Exercise objective » Pull every line with the word "INEGI" out of the entries below.

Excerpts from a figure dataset
------------------------------------------------

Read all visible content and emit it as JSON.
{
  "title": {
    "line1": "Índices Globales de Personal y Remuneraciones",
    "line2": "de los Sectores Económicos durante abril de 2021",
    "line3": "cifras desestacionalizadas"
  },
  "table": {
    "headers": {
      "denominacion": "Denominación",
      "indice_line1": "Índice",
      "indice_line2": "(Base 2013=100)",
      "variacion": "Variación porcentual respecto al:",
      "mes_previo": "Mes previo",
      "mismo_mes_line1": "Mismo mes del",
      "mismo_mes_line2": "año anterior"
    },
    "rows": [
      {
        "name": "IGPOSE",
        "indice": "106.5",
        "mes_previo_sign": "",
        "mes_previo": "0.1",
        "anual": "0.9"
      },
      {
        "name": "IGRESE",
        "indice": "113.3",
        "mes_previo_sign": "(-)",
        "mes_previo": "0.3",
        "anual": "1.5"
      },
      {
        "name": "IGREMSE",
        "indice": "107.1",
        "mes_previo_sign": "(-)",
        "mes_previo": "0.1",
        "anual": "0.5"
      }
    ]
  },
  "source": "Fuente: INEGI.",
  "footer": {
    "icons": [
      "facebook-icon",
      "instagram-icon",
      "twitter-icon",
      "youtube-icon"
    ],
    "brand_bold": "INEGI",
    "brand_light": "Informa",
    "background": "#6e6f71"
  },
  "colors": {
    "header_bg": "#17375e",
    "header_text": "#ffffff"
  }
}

------------------------------------------------

Solution to this task »
  "source": "Fuente: INEGI.",
    "brand_bold": "INEGI",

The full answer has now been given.